## Start Data records

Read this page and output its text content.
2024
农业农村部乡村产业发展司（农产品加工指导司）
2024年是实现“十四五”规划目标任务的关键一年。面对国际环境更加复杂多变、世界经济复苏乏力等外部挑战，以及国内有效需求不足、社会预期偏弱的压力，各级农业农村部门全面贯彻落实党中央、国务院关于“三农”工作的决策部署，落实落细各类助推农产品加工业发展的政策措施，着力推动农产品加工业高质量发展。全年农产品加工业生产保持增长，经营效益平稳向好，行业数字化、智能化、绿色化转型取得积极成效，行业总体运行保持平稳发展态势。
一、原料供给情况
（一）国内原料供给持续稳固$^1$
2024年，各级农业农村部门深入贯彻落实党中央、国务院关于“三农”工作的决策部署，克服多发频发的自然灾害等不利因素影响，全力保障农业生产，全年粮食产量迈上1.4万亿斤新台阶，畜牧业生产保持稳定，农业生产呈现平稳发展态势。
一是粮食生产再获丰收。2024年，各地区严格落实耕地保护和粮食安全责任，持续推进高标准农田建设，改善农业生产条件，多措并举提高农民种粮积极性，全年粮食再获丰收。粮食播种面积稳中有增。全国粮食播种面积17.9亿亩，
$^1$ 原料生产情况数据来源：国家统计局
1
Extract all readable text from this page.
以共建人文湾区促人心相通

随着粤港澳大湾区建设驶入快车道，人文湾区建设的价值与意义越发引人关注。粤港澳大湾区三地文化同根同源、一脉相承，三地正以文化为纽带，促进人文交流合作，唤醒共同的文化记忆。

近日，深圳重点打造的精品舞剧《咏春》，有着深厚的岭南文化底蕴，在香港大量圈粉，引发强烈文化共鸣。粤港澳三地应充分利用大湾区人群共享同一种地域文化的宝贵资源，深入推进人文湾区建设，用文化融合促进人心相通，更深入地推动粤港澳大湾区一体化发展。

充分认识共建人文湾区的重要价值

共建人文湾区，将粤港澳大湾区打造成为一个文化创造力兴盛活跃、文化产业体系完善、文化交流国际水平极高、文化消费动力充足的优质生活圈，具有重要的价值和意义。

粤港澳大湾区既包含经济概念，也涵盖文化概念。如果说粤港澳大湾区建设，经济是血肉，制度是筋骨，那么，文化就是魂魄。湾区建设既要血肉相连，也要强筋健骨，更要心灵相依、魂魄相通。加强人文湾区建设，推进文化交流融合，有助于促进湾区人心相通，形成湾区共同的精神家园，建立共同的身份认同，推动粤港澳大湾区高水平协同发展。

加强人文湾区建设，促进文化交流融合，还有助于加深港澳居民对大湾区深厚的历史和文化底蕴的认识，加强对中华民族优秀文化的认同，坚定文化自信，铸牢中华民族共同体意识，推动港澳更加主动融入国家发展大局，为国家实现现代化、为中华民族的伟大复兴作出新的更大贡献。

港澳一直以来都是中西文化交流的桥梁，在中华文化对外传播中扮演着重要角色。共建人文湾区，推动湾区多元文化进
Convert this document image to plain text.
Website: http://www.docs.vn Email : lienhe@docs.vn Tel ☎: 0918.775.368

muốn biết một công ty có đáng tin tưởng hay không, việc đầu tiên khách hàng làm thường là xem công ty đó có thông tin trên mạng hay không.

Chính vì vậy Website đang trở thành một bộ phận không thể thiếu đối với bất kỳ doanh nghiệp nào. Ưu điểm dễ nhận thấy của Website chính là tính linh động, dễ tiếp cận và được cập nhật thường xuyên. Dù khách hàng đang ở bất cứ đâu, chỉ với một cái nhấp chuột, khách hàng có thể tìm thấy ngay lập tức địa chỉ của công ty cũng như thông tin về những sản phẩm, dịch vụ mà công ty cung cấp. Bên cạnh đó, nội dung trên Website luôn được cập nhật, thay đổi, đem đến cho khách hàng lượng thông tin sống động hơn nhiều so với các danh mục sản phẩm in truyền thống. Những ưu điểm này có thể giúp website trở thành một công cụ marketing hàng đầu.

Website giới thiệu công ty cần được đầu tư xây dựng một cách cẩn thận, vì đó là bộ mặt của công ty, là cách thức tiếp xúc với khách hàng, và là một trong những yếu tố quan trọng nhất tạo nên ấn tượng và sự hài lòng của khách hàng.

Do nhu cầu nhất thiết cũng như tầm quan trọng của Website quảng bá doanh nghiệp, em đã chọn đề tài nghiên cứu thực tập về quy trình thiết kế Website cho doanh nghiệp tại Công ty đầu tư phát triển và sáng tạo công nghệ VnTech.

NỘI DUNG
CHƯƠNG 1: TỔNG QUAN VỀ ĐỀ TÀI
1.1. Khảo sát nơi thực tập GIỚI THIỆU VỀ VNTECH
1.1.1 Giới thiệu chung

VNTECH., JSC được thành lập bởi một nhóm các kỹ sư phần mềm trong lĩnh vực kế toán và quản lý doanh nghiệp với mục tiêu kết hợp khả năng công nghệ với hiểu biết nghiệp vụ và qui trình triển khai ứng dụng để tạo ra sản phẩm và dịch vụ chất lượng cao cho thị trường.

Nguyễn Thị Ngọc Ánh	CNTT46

## End Data records

▶ [Exercise directions]: Reproduce the material above exactly; please quote every line of it.

▶ [Answer to the problem]:
Read this page and output its text content.
2024
农业农村部乡村产业发展司（农产品加工指导司）
2024年是实现“十四五”规划目标任务的关键一年。面对国际环境更加复杂多变、世界经济复苏乏力等外部挑战，以及国内有效需求不足、社会预期偏弱的压力，各级农业农村部门全面贯彻落实党中央、国务院关于“三农”工作的决策部署，落实落细各类助推农产品加工业发展的政策措施，着力推动农产品加工业高质量发展。全年农产品加工业生产保持增长，经营效益平稳向好，行业数字化、智能化、绿色化转型取得积极成效，行业总体运行保持平稳发展态势。
一、原料供给情况
（一）国内原料供给持续稳固$^1$
2024年，各级农业农村部门深入贯彻落实党中央、国务院关于“三农”工作的决策部署，克服多发频发的自然灾害等不利因素影响，全力保障农业生产，全年粮食产量迈上1.4万亿斤新台阶，畜牧业生产保持稳定，农业生产呈现平稳发展态势。
一是粮食生产再获丰收。2024年，各地区严格落实耕地保护和粮食安全责任，持续推进高标准农田建设，改善农业生产条件，多措并举提高农民种粮积极性，全年粮食再获丰收。粮食播种面积稳中有增。全国粮食播种面积17.9亿亩，
$^1$ 原料生产情况数据来源：国家统计局
1
Extract all readable text from this page.
以共建人文湾区促人心相通

随着粤港澳大湾区建设驶入快车道，人文湾区建设的价值与意义越发引人关注。粤港澳大湾区三地文化同根同源、一脉相承，三地正以文化为纽带，促进人文交流合作，唤醒共同的文化记忆。

近日，深圳重点打造的精品舞剧《咏春》，有着深厚的岭南文化底蕴，在香港大量圈粉，引发强烈文化共鸣。粤港澳三地应充分利用大湾区人群共享同一种地域文化的宝贵资源，深入推进人文湾区建设，用文化融合促进人心相通，更深入地推动粤港澳大湾区一体化发展。

充分认识共建人文湾区的重要价值

共建人文湾区，将粤港澳大湾区打造成为一个文化创造力兴盛活跃、文化产业体系完善、文化交流国际水平极高、文化消费动力充足的优质生活圈，具有重要的价值和意义。

粤港澳大湾区既包含经济概念，也涵盖文化概念。如果说粤港澳大湾区建设，经济是血肉，制度是筋骨，那么，文化就是魂魄。湾区建设既要血肉相连，也要强筋健骨，更要心灵相依、魂魄相通。加强人文湾区建设，推进文化交流融合，有助于促进湾区人心相通，形成湾区共同的精神家园，建立共同的身份认同，推动粤港澳大湾区高水平协同发展。

加强人文湾区建设，促进文化交流融合，还有助于加深港澳居民对大湾区深厚的历史和文化底蕴的认识，加强对中华民族优秀文化的认同，坚定文化自信，铸牢中华民族共同体意识，推动港澳更加主动融入国家发展大局，为国家实现现代化、为中华民族的伟大复兴作出新的更大贡献。

港澳一直以来都是中西文化交流的桥梁，在中华文化对外传播中扮演着重要角色。共建人文湾区，推动湾区多元文化进
Convert this document image to plain text.
Website: http://www.docs.vn Email : lienhe@docs.vn Tel ☎: 0918.775.368

muốn biết một công ty có đáng tin tưởng hay không, việc đầu tiên khách hàng làm thường là xem công ty đó có thông tin trên mạng hay không.

Chính vì vậy Website đang trở thành một bộ phận không thể thiếu đối với bất kỳ doanh nghiệp nào. Ưu điểm dễ nhận thấy của Website chính là tính linh động, dễ tiếp cận và được cập nhật thường xuyên. Dù khách hàng đang ở bất cứ đâu, chỉ với một cái nhấp chuột, khách hàng có thể tìm thấy ngay lập tức địa chỉ của công ty cũng như thông tin về những sản phẩm, dịch vụ mà công ty cung cấp. Bên cạnh đó, nội dung trên Website luôn được cập nhật, thay đổi, đem đến cho khách hàng lượng thông tin sống động hơn nhiều so với các danh mục sản phẩm in truyền thống. Những ưu điểm này có thể giúp website trở thành một công cụ marketing hàng đầu.

Website giới thiệu công ty cần được đầu tư xây dựng một cách cẩn thận, vì đó là bộ mặt của công ty, là cách thức tiếp xúc với khách hàng, và là một trong những yếu tố quan trọng nhất tạo nên ấn tượng và sự hài lòng của khách hàng.

Do nhu cầu nhất thiết cũng như tầm quan trọng của Website quảng bá doanh nghiệp, em đã chọn đề tài nghiên cứu thực tập về quy trình thiết kế Website cho doanh nghiệp tại Công ty đầu tư phát triển và sáng tạo công nghệ VnTech.

NỘI DUNG
CHƯƠNG 1: TỔNG QUAN VỀ ĐỀ TÀI
1.1. Khảo sát nơi thực tập GIỚI THIỆU VỀ VNTECH
1.1.1 Giới thiệu chung

VNTECH., JSC được thành lập bởi một nhóm các kỹ sư phần mềm trong lĩnh vực kế toán và quản lý doanh nghiệp với mục tiêu kết hợp khả năng công nghệ với hiểu biết nghiệp vụ và qui trình triển khai ứng dụng để tạo ra sản phẩm và dịch vụ chất lượng cao cho thị trường.

Nguyễn Thị Ngọc Ánh	CNTT46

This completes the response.